> [Your objective] Give only a count of the lines that include the string "Comum".

> [Dataset records]
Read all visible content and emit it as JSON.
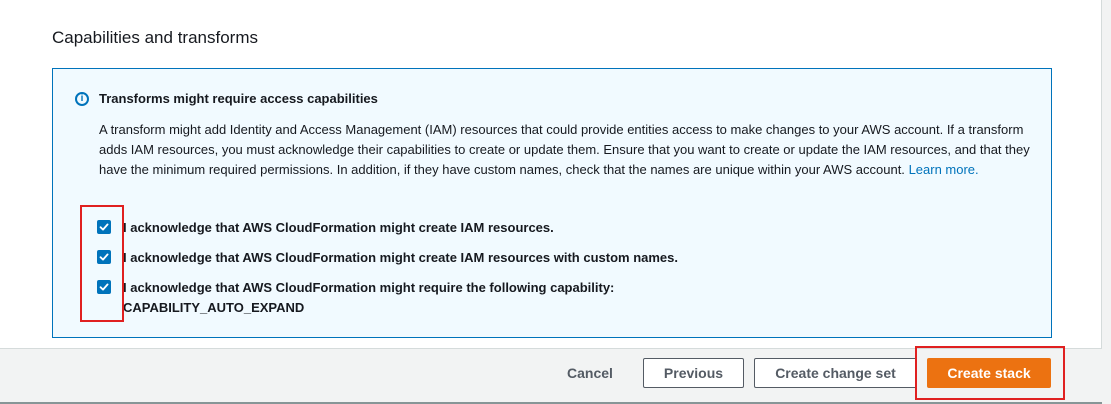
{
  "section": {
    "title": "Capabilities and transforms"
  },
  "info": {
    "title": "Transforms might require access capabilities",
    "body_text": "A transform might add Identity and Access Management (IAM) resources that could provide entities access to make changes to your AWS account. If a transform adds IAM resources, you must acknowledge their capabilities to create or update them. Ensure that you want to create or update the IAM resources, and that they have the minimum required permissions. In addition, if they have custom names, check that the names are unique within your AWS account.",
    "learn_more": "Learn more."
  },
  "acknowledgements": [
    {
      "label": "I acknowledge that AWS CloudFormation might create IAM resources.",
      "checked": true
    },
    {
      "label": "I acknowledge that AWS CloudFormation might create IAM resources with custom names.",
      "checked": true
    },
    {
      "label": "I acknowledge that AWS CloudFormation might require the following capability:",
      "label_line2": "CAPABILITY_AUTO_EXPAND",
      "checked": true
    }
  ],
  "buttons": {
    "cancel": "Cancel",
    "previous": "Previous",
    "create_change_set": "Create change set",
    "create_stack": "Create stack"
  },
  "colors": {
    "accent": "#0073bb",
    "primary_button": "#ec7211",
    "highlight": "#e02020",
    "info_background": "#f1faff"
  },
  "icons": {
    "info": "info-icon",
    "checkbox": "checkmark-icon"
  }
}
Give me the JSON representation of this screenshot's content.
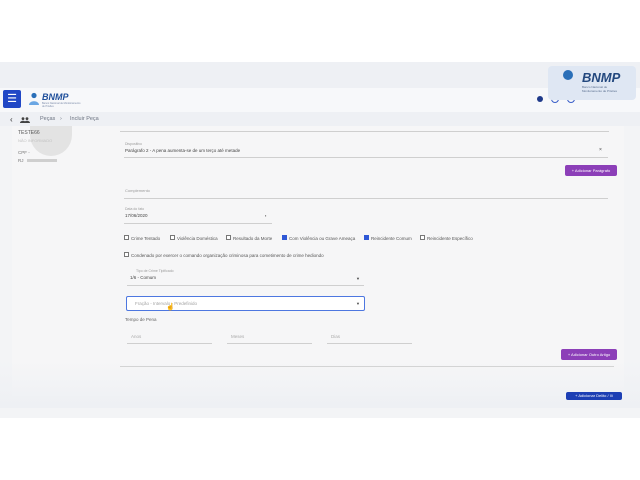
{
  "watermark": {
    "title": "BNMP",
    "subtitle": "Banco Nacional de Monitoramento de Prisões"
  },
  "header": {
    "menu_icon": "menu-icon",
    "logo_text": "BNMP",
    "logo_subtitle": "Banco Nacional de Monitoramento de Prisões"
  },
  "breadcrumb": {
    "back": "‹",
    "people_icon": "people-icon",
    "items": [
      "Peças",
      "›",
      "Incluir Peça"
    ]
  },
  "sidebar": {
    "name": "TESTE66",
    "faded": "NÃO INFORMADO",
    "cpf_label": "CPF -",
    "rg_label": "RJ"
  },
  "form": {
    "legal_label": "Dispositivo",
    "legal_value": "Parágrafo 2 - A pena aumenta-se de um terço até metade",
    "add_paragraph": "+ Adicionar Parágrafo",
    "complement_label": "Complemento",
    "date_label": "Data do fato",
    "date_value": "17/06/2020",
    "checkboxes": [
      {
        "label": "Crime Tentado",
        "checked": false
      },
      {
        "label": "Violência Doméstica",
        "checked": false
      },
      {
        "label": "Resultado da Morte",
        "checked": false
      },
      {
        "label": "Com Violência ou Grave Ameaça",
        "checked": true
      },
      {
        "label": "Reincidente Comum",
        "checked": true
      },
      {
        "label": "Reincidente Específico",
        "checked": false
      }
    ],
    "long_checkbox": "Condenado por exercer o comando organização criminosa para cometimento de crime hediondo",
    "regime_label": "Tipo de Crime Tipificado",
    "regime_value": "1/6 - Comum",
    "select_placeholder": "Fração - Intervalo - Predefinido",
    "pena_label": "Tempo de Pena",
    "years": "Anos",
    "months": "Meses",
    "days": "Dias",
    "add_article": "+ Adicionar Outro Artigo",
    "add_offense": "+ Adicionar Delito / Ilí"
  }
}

--

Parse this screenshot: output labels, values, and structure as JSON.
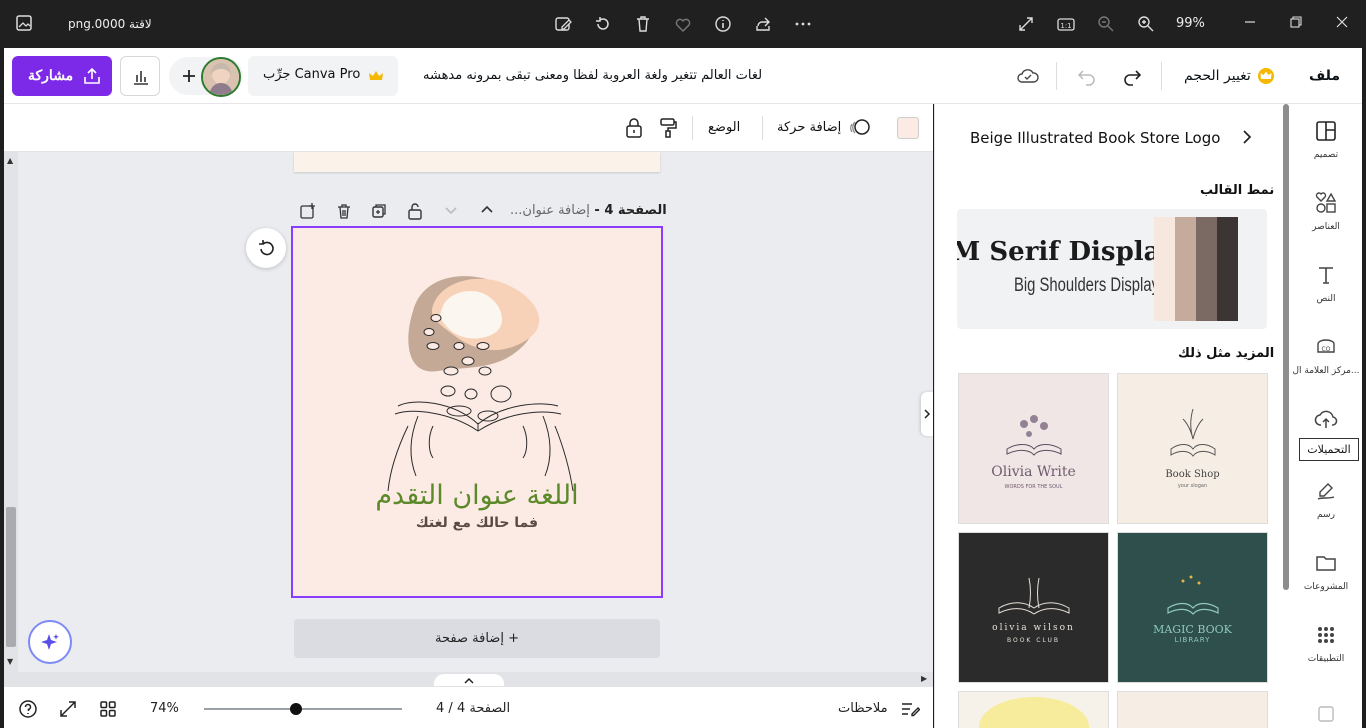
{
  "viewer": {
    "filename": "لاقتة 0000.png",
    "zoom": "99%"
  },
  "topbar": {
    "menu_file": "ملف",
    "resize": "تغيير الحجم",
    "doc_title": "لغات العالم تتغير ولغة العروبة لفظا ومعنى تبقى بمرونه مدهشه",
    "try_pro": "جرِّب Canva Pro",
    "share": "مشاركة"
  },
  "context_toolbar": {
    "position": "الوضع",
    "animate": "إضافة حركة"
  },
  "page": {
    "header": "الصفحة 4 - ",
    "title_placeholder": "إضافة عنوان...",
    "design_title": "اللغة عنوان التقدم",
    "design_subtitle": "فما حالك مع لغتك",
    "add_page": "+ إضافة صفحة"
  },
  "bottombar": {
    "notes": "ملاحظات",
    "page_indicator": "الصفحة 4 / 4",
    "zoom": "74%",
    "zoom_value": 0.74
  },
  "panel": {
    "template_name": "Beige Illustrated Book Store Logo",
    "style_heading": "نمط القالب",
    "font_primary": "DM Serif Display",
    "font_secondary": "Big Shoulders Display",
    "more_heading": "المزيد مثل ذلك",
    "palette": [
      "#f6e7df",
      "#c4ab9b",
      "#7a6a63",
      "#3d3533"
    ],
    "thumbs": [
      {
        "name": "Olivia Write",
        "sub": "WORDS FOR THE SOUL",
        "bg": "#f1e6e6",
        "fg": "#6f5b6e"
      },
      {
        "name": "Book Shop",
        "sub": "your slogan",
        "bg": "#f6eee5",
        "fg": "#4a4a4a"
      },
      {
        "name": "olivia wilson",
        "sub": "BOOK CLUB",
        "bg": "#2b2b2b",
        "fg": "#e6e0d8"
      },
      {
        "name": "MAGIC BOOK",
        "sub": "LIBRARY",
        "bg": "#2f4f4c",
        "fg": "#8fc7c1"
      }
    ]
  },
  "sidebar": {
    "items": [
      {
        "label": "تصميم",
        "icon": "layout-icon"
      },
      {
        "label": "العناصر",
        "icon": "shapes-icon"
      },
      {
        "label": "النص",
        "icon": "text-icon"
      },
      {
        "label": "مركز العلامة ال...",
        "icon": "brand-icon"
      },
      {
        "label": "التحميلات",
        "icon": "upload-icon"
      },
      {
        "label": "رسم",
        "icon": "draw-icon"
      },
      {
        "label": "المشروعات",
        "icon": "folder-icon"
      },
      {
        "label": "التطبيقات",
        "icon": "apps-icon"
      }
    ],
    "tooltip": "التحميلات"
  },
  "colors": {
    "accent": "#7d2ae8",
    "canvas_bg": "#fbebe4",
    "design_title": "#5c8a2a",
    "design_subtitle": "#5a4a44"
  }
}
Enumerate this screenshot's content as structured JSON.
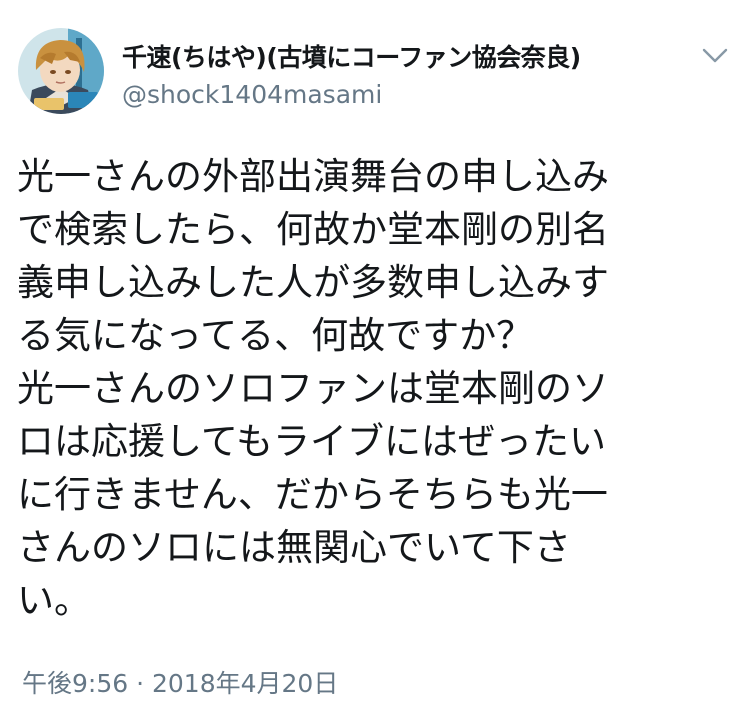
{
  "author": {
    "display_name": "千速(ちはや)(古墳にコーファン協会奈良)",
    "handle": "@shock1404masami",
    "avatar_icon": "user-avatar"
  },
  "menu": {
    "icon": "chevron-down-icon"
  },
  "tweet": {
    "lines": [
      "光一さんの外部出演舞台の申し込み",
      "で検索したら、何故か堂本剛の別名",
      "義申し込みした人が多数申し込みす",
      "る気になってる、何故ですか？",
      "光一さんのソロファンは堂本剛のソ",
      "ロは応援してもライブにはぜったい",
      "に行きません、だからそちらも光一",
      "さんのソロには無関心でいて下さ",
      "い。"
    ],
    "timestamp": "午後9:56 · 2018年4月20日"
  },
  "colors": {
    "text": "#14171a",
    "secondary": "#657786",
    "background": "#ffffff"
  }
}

> [Solution to this exercise] 2